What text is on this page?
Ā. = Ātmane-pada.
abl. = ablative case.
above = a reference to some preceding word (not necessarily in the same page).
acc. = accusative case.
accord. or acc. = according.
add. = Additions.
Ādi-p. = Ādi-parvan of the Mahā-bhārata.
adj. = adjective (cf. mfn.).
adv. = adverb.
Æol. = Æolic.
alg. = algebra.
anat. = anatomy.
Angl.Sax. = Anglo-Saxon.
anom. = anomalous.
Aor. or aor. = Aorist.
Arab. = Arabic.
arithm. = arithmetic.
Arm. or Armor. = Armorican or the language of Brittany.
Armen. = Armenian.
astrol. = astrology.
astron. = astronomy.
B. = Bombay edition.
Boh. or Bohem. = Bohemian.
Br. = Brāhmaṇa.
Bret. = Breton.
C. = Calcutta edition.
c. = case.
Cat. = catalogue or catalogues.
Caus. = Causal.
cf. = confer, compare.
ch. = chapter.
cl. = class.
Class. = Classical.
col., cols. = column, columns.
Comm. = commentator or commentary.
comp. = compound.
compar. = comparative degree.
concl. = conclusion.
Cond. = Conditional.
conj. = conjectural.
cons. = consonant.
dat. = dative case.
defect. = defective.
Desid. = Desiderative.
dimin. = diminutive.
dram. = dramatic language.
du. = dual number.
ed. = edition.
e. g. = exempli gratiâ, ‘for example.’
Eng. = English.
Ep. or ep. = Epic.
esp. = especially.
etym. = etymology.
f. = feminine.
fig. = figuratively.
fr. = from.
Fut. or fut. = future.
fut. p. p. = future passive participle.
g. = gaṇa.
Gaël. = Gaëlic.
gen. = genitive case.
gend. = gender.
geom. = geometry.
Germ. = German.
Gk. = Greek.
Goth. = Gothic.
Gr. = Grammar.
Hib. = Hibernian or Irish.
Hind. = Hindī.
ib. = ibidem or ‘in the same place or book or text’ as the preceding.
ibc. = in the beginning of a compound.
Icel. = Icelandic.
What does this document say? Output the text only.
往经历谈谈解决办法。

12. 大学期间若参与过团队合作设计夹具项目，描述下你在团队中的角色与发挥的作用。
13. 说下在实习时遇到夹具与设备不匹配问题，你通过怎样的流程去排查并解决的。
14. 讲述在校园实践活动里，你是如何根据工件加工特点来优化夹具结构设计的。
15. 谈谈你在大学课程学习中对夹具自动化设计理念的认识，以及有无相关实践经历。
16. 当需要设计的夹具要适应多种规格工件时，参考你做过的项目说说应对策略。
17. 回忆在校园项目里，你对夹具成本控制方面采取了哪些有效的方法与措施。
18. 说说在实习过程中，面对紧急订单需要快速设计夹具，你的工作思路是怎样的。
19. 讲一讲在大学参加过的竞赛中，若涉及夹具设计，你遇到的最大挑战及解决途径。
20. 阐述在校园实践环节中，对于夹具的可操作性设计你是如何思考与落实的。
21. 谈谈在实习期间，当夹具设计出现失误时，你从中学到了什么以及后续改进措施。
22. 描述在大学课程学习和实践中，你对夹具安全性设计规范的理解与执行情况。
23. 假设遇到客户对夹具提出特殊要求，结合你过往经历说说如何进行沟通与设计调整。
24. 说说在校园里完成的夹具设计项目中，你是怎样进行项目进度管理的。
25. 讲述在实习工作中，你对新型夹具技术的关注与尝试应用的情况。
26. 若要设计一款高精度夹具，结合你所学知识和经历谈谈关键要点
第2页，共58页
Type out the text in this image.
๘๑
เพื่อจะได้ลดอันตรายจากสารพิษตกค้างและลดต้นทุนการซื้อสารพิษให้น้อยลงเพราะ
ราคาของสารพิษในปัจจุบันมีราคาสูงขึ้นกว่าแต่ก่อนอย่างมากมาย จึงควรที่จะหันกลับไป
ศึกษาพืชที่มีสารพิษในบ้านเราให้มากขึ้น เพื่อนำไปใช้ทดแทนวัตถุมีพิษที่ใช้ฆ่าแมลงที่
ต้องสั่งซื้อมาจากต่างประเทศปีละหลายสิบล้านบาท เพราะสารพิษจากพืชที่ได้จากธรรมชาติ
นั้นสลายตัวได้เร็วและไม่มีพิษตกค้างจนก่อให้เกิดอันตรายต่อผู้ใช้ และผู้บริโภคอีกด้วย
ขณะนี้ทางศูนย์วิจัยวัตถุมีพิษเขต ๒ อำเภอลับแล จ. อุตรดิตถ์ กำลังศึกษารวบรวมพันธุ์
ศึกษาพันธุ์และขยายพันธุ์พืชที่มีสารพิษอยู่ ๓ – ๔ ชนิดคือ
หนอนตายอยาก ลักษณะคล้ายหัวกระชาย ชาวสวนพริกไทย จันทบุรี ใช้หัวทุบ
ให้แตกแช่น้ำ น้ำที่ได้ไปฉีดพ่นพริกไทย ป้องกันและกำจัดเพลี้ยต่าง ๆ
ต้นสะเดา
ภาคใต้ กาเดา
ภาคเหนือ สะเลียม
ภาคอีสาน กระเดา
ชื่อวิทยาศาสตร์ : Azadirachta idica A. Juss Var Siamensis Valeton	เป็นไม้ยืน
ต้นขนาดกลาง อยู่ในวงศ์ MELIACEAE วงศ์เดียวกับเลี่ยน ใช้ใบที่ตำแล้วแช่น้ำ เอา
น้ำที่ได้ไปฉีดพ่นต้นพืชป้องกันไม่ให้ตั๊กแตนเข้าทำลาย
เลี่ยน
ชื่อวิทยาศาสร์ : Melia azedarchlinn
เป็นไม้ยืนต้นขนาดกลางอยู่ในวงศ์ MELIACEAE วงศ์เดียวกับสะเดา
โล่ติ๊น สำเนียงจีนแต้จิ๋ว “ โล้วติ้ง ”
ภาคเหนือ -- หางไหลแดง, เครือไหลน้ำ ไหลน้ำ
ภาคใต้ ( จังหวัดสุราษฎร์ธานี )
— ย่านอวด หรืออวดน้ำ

• • •

Find every line that holds "ในวงศ" and copy it.

ต้นขนาดกลาง อยู่ในวงศ์ MELIACEAE วงศ์เดียวกับเลี่ยน ใช้ใบที่ตำแล้วแช่น้ำ เอา
เป็นไม้ยืนต้นขนาดกลางอยู่ในวงศ์ MELIACEAE วงศ์เดียวกับสะเดา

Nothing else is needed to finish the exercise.